# STATED TASK:
How many lines of these entries hold the string "occupant"? Reply with the number alone.

— Begin —

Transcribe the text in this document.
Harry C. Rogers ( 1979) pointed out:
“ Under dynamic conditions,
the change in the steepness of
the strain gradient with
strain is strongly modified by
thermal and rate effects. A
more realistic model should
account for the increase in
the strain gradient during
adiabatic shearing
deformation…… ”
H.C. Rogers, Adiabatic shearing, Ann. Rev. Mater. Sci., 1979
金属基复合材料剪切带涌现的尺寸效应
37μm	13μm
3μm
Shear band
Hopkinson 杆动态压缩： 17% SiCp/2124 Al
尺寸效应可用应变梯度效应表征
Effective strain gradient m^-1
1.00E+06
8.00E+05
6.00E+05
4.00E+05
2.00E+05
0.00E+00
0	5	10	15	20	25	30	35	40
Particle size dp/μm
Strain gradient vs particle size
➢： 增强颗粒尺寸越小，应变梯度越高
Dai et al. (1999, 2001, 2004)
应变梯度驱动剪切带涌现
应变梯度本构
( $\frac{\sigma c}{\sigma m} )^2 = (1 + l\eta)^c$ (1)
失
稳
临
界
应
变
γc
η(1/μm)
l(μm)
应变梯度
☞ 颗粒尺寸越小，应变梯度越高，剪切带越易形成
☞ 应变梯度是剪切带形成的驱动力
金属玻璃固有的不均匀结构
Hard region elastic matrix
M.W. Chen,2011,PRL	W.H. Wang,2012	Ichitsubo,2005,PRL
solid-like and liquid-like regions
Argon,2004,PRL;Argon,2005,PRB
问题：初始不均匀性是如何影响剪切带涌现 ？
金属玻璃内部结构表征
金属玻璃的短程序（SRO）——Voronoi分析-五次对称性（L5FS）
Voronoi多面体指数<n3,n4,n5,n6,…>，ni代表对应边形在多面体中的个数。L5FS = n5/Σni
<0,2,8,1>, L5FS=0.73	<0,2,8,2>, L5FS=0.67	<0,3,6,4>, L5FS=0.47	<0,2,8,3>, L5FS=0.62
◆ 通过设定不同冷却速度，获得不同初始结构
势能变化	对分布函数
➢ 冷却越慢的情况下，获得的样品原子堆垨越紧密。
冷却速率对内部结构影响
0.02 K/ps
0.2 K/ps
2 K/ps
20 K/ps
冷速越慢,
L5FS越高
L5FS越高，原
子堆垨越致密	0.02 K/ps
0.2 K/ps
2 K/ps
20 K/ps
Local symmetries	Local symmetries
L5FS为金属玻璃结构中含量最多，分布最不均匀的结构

— End —
— Begin —

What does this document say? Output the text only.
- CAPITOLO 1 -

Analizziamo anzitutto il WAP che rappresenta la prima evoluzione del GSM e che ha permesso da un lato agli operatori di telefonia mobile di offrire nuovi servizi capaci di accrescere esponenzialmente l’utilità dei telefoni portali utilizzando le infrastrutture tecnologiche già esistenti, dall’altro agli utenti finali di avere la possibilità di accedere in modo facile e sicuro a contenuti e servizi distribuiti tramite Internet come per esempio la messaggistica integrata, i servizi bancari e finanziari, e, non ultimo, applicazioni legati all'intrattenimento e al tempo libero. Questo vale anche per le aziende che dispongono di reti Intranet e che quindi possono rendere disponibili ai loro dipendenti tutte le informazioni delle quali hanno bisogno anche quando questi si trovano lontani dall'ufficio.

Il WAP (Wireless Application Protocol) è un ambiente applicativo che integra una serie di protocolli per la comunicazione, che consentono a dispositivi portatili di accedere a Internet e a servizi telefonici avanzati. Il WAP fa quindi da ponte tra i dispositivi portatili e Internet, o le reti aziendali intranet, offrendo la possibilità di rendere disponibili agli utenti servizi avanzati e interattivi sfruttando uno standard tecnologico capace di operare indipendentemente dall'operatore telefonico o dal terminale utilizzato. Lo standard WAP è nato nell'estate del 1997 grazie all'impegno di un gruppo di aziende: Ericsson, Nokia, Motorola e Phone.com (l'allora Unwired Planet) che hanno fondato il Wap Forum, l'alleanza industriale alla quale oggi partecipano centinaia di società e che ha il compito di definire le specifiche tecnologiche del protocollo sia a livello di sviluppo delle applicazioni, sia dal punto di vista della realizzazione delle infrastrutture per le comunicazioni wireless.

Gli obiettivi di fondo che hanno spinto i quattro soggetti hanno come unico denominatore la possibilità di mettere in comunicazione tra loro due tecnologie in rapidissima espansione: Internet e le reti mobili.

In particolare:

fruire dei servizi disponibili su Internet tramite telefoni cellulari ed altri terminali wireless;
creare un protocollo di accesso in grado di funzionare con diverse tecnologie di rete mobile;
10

— End —
— Begin —

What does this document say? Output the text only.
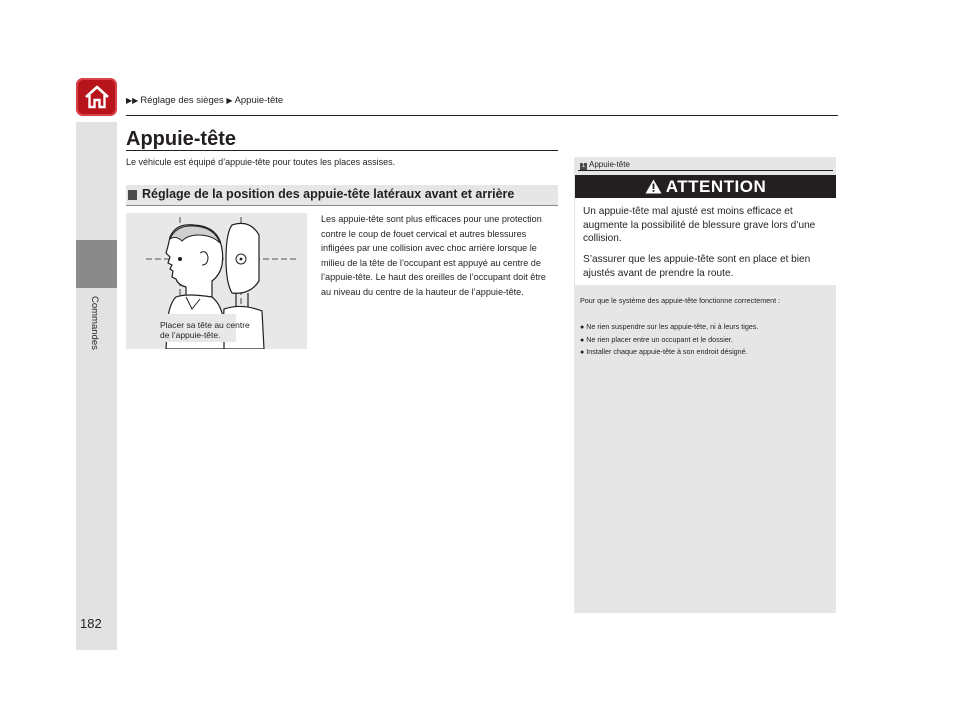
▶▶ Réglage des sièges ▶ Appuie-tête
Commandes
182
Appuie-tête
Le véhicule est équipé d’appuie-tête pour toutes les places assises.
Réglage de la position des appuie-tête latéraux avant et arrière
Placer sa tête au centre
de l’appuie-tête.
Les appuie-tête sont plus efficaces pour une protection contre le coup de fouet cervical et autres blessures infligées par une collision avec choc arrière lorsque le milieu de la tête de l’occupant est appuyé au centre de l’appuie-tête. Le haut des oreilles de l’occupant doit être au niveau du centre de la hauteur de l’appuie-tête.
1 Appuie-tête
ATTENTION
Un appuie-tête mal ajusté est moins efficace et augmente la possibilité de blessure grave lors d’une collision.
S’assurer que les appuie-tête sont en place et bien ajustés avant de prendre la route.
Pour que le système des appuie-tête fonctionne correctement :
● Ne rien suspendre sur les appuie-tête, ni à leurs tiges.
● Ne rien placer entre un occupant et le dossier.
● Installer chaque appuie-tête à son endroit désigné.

— End —

# ANSWER:
2